Where a line in the listing contains the string "JSON", copy that line out.

# GIVEN INFORMATION:
^^^^^^^^
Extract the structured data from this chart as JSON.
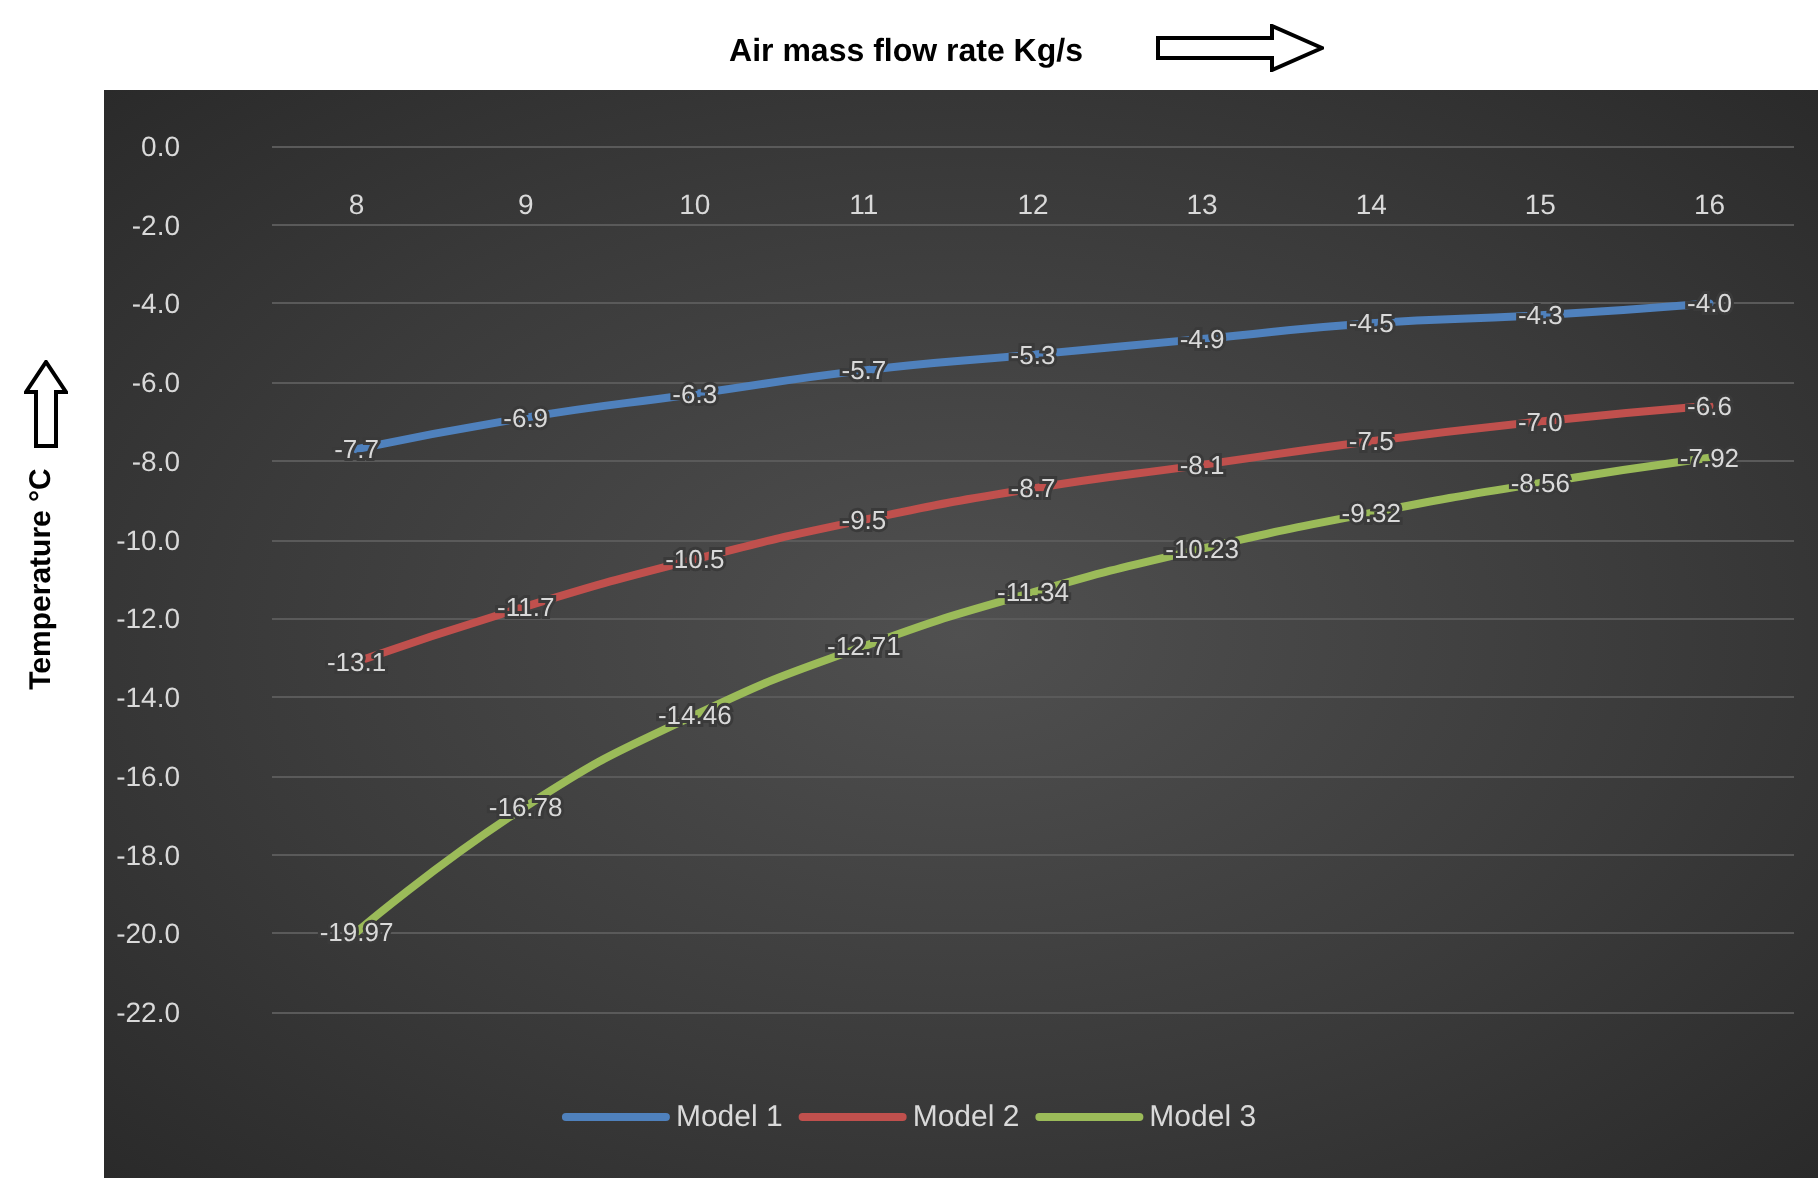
{
  "chart_data": {
    "type": "line",
    "title": "Air mass flow rate Kg/s",
    "ylabel": "Temperature °C",
    "categories": [
      "8",
      "9",
      "10",
      "11",
      "12",
      "13",
      "14",
      "15",
      "16"
    ],
    "series": [
      {
        "name": "Model 1",
        "color": "#4f81bd",
        "values": [
          -7.7,
          -6.9,
          -6.3,
          -5.7,
          -5.3,
          -4.9,
          -4.5,
          -4.3,
          -4.0
        ],
        "value_labels": [
          "-7.7",
          "-6.9",
          "-6.3",
          "-5.7",
          "-5.3",
          "-4.9",
          "-4.5",
          "-4.3",
          "-4.0"
        ]
      },
      {
        "name": "Model 2",
        "color": "#c0504d",
        "values": [
          -13.1,
          -11.7,
          -10.5,
          -9.5,
          -8.7,
          -8.1,
          -7.5,
          -7.0,
          -6.6
        ],
        "value_labels": [
          "-13.1",
          "-11.7",
          "-10.5",
          "-9.5",
          "-8.7",
          "-8.1",
          "-7.5",
          "-7.0",
          "-6.6"
        ]
      },
      {
        "name": "Model 3",
        "color": "#9bbb59",
        "values": [
          -19.97,
          -16.78,
          -14.46,
          -12.71,
          -11.34,
          -10.23,
          -9.32,
          -8.56,
          -7.92
        ],
        "value_labels": [
          "-19.97",
          "-16.78",
          "-14.46",
          "-12.71",
          "-11.34",
          "-10.23",
          "-9.32",
          "-8.56",
          "-7.92"
        ]
      }
    ],
    "ylim": [
      -22,
      0
    ],
    "yticks": [
      {
        "value": 0,
        "label": "0.0"
      },
      {
        "value": -2,
        "label": "-2.0"
      },
      {
        "value": -4,
        "label": "-4.0"
      },
      {
        "value": -6,
        "label": "-6.0"
      },
      {
        "value": -8,
        "label": "-8.0"
      },
      {
        "value": -10,
        "label": "-10.0"
      },
      {
        "value": -12,
        "label": "-12.0"
      },
      {
        "value": -14,
        "label": "-14.0"
      },
      {
        "value": -16,
        "label": "-16.0"
      },
      {
        "value": -18,
        "label": "-18.0"
      },
      {
        "value": -20,
        "label": "-20.0"
      },
      {
        "value": -22,
        "label": "-22.0"
      }
    ],
    "grid": "y",
    "legend": "bottom",
    "marker": "none"
  }
}
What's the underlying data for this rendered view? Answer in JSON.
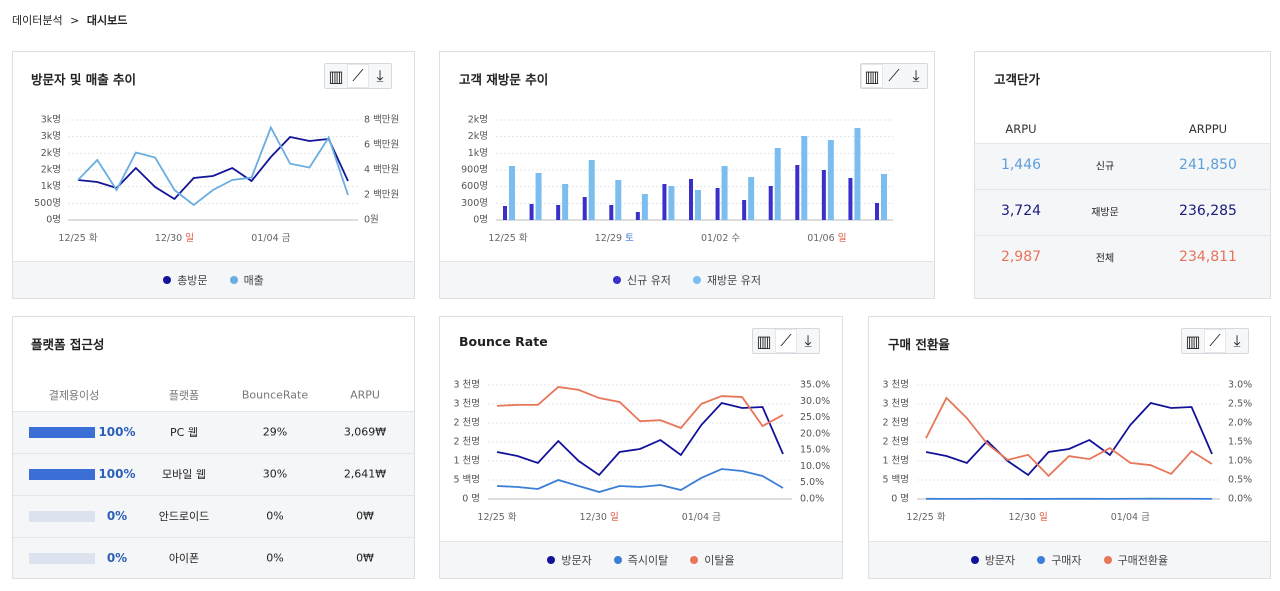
^^^^^^^^
# TASK ANSWER:
Extract the structured data from this chart as JSON.
What's the underlying data for this rendered view? Answer in JSON.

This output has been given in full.